Give every entry again, word for word and in full.

▶ [DATA EXTRACT]:
-- Begin --

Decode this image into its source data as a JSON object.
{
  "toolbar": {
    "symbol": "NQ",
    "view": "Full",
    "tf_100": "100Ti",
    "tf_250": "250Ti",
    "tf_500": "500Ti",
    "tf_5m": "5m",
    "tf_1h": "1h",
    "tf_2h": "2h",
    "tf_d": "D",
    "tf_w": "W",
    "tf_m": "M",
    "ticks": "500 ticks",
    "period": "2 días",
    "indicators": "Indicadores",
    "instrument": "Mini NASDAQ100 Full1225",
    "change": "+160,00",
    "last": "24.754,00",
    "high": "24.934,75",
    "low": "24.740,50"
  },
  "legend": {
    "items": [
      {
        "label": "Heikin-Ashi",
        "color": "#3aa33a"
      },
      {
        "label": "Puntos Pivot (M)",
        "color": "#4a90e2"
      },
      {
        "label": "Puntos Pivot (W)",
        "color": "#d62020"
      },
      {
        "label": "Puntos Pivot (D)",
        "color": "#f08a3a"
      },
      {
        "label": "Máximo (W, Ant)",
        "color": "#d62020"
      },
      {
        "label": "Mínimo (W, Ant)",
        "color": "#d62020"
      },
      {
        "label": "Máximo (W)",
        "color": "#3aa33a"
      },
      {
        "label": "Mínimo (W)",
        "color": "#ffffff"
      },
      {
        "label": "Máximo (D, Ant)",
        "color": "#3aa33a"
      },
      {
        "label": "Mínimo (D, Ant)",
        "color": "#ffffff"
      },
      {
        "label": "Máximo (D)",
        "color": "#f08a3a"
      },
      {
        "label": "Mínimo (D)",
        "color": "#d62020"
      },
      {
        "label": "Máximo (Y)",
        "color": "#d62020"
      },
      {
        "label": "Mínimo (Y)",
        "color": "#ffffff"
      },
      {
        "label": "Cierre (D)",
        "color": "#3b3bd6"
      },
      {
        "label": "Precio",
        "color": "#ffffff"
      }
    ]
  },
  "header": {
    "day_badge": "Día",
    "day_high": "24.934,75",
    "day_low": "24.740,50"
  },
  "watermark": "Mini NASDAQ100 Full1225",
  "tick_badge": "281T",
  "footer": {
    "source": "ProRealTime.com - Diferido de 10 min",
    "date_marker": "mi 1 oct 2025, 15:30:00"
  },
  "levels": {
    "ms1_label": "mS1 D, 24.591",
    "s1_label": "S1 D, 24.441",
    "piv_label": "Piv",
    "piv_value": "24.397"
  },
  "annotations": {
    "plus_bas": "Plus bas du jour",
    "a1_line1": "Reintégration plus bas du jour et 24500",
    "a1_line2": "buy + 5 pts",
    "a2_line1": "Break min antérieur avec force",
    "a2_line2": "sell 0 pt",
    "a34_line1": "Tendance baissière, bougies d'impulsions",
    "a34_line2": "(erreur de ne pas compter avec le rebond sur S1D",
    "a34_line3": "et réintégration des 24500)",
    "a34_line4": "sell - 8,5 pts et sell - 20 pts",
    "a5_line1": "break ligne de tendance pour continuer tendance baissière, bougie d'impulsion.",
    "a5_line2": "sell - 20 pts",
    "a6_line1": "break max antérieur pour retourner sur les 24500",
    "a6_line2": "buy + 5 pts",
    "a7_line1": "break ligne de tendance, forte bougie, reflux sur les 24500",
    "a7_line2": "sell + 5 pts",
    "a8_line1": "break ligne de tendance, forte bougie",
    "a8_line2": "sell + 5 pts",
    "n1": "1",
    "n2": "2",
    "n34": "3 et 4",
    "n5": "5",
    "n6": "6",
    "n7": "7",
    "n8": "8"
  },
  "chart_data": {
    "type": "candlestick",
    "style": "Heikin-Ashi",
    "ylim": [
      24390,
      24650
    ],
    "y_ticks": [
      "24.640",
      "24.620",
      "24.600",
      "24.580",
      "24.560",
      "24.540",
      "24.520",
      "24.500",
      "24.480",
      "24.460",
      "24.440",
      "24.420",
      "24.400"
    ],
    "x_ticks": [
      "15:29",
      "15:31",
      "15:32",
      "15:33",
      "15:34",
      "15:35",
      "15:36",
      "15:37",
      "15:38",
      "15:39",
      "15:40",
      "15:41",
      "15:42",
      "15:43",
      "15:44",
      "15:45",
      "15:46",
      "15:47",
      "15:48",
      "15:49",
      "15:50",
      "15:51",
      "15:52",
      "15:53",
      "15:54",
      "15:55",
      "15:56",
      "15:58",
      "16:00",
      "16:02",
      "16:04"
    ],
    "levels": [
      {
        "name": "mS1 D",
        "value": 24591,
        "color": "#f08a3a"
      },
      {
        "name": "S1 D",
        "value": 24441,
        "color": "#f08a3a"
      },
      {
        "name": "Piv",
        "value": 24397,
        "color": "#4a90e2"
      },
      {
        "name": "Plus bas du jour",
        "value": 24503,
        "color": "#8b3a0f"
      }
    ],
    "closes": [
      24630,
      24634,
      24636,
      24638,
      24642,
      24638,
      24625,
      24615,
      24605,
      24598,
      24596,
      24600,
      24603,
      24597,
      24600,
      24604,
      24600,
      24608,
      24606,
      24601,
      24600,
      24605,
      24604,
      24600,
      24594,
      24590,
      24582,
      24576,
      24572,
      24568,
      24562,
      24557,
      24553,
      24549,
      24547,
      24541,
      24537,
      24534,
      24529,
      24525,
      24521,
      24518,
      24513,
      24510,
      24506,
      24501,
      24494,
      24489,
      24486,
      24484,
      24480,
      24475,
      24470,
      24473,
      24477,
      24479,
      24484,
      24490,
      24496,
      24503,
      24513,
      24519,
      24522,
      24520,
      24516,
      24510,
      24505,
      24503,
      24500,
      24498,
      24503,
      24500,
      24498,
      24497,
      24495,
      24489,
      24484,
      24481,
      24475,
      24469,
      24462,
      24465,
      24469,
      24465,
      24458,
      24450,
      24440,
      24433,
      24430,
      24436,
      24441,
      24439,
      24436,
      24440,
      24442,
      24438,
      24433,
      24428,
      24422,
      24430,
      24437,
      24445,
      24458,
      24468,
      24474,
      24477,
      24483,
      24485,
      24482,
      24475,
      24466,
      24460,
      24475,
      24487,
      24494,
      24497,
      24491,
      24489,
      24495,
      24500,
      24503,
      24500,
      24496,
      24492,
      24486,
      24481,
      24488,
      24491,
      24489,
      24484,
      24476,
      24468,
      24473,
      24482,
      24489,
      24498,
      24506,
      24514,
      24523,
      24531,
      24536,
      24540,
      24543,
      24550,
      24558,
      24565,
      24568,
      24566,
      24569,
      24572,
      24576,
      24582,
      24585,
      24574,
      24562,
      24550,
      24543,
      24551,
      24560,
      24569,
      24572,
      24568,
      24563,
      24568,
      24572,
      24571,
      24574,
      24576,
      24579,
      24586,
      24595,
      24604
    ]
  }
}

-- End --

▶ [SOLUTION TO THIS PROBLEM]:
Decode this image into its source data as a JSON object.
{
  "toolbar": {
    "symbol": "NQ",
    "view": "Full",
    "tf_100": "100Ti",
    "tf_250": "250Ti",
    "tf_500": "500Ti",
    "tf_5m": "5m",
    "tf_1h": "1h",
    "tf_2h": "2h",
    "tf_d": "D",
    "tf_w": "W",
    "tf_m": "M",
    "ticks": "500 ticks",
    "period": "2 días",
    "indicators": "Indicadores",
    "instrument": "Mini NASDAQ100 Full1225",
    "change": "+160,00",
    "last": "24.754,00",
    "high": "24.934,75",
    "low": "24.740,50"
  },
  "legend": {
    "items": [
      {
        "label": "Heikin-Ashi",
        "color": "#3aa33a"
      },
      {
        "label": "Puntos Pivot (M)",
        "color": "#4a90e2"
      },
      {
        "label": "Puntos Pivot (W)",
        "color": "#d62020"
      },
      {
        "label": "Puntos Pivot (D)",
        "color": "#f08a3a"
      },
      {
        "label": "Máximo (W, Ant)",
        "color": "#d62020"
      },
      {
        "label": "Mínimo (W, Ant)",
        "color": "#d62020"
      },
      {
        "label": "Máximo (W)",
        "color": "#3aa33a"
      },
      {
        "label": "Mínimo (W)",
        "color": "#ffffff"
      },
      {
        "label": "Máximo (D, Ant)",
        "color": "#3aa33a"
      },
      {
        "label": "Mínimo (D, Ant)",
        "color": "#ffffff"
      },
      {
        "label": "Máximo (D)",
        "color": "#f08a3a"
      },
      {
        "label": "Mínimo (D)",
        "color": "#d62020"
      },
      {
        "label": "Máximo (Y)",
        "color": "#d62020"
      },
      {
        "label": "Mínimo (Y)",
        "color": "#ffffff"
      },
      {
        "label": "Cierre (D)",
        "color": "#3b3bd6"
      },
      {
        "label": "Precio",
        "color": "#ffffff"
      }
    ]
  },
  "header": {
    "day_badge": "Día",
    "day_high": "24.934,75",
    "day_low": "24.740,50"
  },
  "watermark": "Mini NASDAQ100 Full1225",
  "tick_badge": "281T",
  "footer": {
    "source": "ProRealTime.com - Diferido de 10 min",
    "date_marker": "mi 1 oct 2025, 15:30:00"
  },
  "levels": {
    "ms1_label": "mS1 D, 24.591",
    "s1_label": "S1 D, 24.441",
    "piv_label": "Piv",
    "piv_value": "24.397"
  },
  "annotations": {
    "plus_bas": "Plus bas du jour",
    "a1_line1": "Reintégration plus bas du jour et 24500",
    "a1_line2": "buy + 5 pts",
    "a2_line1": "Break min antérieur avec force",
    "a2_line2": "sell 0 pt",
    "a34_line1": "Tendance baissière, bougies d'impulsions",
    "a34_line2": "(erreur de ne pas compter avec le rebond sur S1D",
    "a34_line3": "et réintégration des 24500)",
    "a34_line4": "sell - 8,5 pts et sell - 20 pts",
    "a5_line1": "break ligne de tendance pour continuer tendance baissière, bougie d'impulsion.",
    "a5_line2": "sell - 20 pts",
    "a6_line1": "break max antérieur pour retourner sur les 24500",
    "a6_line2": "buy + 5 pts",
    "a7_line1": "break ligne de tendance, forte bougie, reflux sur les 24500",
    "a7_line2": "sell + 5 pts",
    "a8_line1": "break ligne de tendance, forte bougie",
    "a8_line2": "sell + 5 pts",
    "n1": "1",
    "n2": "2",
    "n34": "3 et 4",
    "n5": "5",
    "n6": "6",
    "n7": "7",
    "n8": "8"
  },
  "chart_data": {
    "type": "candlestick",
    "style": "Heikin-Ashi",
    "ylim": [
      24390,
      24650
    ],
    "y_ticks": [
      "24.640",
      "24.620",
      "24.600",
      "24.580",
      "24.560",
      "24.540",
      "24.520",
      "24.500",
      "24.480",
      "24.460",
      "24.440",
      "24.420",
      "24.400"
    ],
    "x_ticks": [
      "15:29",
      "15:31",
      "15:32",
      "15:33",
      "15:34",
      "15:35",
      "15:36",
      "15:37",
      "15:38",
      "15:39",
      "15:40",
      "15:41",
      "15:42",
      "15:43",
      "15:44",
      "15:45",
      "15:46",
      "15:47",
      "15:48",
      "15:49",
      "15:50",
      "15:51",
      "15:52",
      "15:53",
      "15:54",
      "15:55",
      "15:56",
      "15:58",
      "16:00",
      "16:02",
      "16:04"
    ],
    "levels": [
      {
        "name": "mS1 D",
        "value": 24591,
        "color": "#f08a3a"
      },
      {
        "name": "S1 D",
        "value": 24441,
        "color": "#f08a3a"
      },
      {
        "name": "Piv",
        "value": 24397,
        "color": "#4a90e2"
      },
      {
        "name": "Plus bas du jour",
        "value": 24503,
        "color": "#8b3a0f"
      }
    ],
    "closes": [
      24630,
      24634,
      24636,
      24638,
      24642,
      24638,
      24625,
      24615,
      24605,
      24598,
      24596,
      24600,
      24603,
      24597,
      24600,
      24604,
      24600,
      24608,
      24606,
      24601,
      24600,
      24605,
      24604,
      24600,
      24594,
      24590,
      24582,
      24576,
      24572,
      24568,
      24562,
      24557,
      24553,
      24549,
      24547,
      24541,
      24537,
      24534,
      24529,
      24525,
      24521,
      24518,
      24513,
      24510,
      24506,
      24501,
      24494,
      24489,
      24486,
      24484,
      24480,
      24475,
      24470,
      24473,
      24477,
      24479,
      24484,
      24490,
      24496,
      24503,
      24513,
      24519,
      24522,
      24520,
      24516,
      24510,
      24505,
      24503,
      24500,
      24498,
      24503,
      24500,
      24498,
      24497,
      24495,
      24489,
      24484,
      24481,
      24475,
      24469,
      24462,
      24465,
      24469,
      24465,
      24458,
      24450,
      24440,
      24433,
      24430,
      24436,
      24441,
      24439,
      24436,
      24440,
      24442,
      24438,
      24433,
      24428,
      24422,
      24430,
      24437,
      24445,
      24458,
      24468,
      24474,
      24477,
      24483,
      24485,
      24482,
      24475,
      24466,
      24460,
      24475,
      24487,
      24494,
      24497,
      24491,
      24489,
      24495,
      24500,
      24503,
      24500,
      24496,
      24492,
      24486,
      24481,
      24488,
      24491,
      24489,
      24484,
      24476,
      24468,
      24473,
      24482,
      24489,
      24498,
      24506,
      24514,
      24523,
      24531,
      24536,
      24540,
      24543,
      24550,
      24558,
      24565,
      24568,
      24566,
      24569,
      24572,
      24576,
      24582,
      24585,
      24574,
      24562,
      24550,
      24543,
      24551,
      24560,
      24569,
      24572,
      24568,
      24563,
      24568,
      24572,
      24571,
      24574,
      24576,
      24579,
      24586,
      24595,
      24604
    ]
  }
}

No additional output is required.